*** Selected excerpt ***

In its recent decision in Maslo v. Ameriprise Auto & Home Insurance, 2014 Cal. App. LEXIS 564 (Cal. App. June 27, 2014), the California Court of Appeals for the Second Appellate District had occasion to consider whether an auto insurer’s election to compel arbitration regarding uninsured motorist benefits relieved the insurer of its statutory and common law duties to have fairly investigate, evaluate and process the claim.
Following an auto accident, the insured sought the entire $250,000 limit under his auto policy’s uninsured motorist coverage as compensation for injuries he sustained in an accident with an uninsured, at-fault motorist. Despite providing all medical records concerning his alleged injuries to the insurer, the insurer failed to respond to the claim for coverage. Some five months after the medical records were provided, the insured renewed his demand for payment of UM benefits and demanded a timely response. Two weeks later, the insurer requested an extension of time in which to respond. The insurer subsequently commenced an arbitration proceeding, and in doing so, rejected the insured’s offer to mediate the claim and also failed to make a settlement offer to the insured. The arbitration process took nearly two years to complete, the result of which was an award to the insured in an amount significantly less than the policy’s UM limit.

*** End of Selected excerpt ***
*** Record set ***

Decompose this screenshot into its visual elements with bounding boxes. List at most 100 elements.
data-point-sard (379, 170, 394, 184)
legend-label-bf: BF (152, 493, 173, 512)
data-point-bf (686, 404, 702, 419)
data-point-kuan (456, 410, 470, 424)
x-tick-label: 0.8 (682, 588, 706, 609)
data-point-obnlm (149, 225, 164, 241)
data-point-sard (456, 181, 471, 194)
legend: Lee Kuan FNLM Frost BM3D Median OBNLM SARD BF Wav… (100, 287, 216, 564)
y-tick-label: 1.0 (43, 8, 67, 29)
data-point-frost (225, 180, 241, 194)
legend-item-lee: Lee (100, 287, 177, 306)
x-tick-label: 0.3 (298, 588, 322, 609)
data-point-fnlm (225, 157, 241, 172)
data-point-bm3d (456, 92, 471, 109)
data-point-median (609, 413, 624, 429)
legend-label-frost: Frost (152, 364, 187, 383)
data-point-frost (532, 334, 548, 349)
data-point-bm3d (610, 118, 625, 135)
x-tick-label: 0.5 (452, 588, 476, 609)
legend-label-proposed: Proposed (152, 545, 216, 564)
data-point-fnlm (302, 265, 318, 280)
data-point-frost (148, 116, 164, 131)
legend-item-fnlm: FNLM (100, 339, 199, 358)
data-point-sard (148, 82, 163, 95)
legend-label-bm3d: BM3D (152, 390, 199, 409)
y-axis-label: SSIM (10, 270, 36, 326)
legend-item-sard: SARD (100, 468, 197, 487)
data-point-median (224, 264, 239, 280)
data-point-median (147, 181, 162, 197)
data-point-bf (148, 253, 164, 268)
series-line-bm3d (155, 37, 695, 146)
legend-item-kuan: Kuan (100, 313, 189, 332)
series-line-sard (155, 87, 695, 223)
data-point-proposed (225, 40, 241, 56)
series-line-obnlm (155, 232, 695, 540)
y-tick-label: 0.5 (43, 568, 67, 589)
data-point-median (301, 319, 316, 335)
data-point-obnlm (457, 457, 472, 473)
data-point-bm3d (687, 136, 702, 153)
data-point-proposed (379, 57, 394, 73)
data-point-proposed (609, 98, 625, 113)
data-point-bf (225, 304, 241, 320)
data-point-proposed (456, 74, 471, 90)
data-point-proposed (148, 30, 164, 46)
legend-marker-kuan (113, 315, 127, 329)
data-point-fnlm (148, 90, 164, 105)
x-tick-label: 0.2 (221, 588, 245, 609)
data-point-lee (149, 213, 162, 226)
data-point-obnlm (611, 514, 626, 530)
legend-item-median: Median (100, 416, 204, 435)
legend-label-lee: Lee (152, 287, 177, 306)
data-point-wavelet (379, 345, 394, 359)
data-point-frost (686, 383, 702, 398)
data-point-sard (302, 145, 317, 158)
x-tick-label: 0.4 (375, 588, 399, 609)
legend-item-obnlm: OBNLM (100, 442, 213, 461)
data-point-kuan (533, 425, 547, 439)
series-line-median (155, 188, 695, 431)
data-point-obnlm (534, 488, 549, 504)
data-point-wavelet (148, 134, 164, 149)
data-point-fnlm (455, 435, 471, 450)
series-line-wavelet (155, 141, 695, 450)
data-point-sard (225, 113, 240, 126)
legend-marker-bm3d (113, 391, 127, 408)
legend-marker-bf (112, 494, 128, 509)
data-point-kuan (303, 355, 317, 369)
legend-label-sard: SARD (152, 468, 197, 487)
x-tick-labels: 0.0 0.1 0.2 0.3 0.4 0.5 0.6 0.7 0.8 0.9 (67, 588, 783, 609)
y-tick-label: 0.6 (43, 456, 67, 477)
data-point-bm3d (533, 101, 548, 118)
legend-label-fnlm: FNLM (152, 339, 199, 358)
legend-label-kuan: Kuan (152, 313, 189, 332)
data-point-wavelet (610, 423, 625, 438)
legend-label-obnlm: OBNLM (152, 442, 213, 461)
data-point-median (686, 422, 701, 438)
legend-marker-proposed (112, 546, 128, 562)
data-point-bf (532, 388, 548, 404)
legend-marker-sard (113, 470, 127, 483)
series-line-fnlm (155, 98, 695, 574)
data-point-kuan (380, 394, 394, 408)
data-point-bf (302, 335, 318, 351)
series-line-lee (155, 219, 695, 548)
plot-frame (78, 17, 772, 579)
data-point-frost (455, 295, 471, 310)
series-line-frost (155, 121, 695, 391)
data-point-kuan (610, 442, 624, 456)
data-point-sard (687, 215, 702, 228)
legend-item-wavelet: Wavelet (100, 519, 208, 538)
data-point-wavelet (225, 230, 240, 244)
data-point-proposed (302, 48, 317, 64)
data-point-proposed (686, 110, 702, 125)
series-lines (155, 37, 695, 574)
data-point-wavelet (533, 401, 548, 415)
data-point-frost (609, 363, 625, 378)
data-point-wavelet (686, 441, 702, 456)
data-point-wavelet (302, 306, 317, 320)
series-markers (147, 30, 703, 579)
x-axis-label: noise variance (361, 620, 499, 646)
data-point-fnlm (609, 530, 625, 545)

*** End of Record set ***

What you are asked to do:
In the case summary, how much did the insured seek under his policy's uninsured motorist coverage? This data has no connection to the case summary.

Result for this exercise:
The entire $250,000 limit.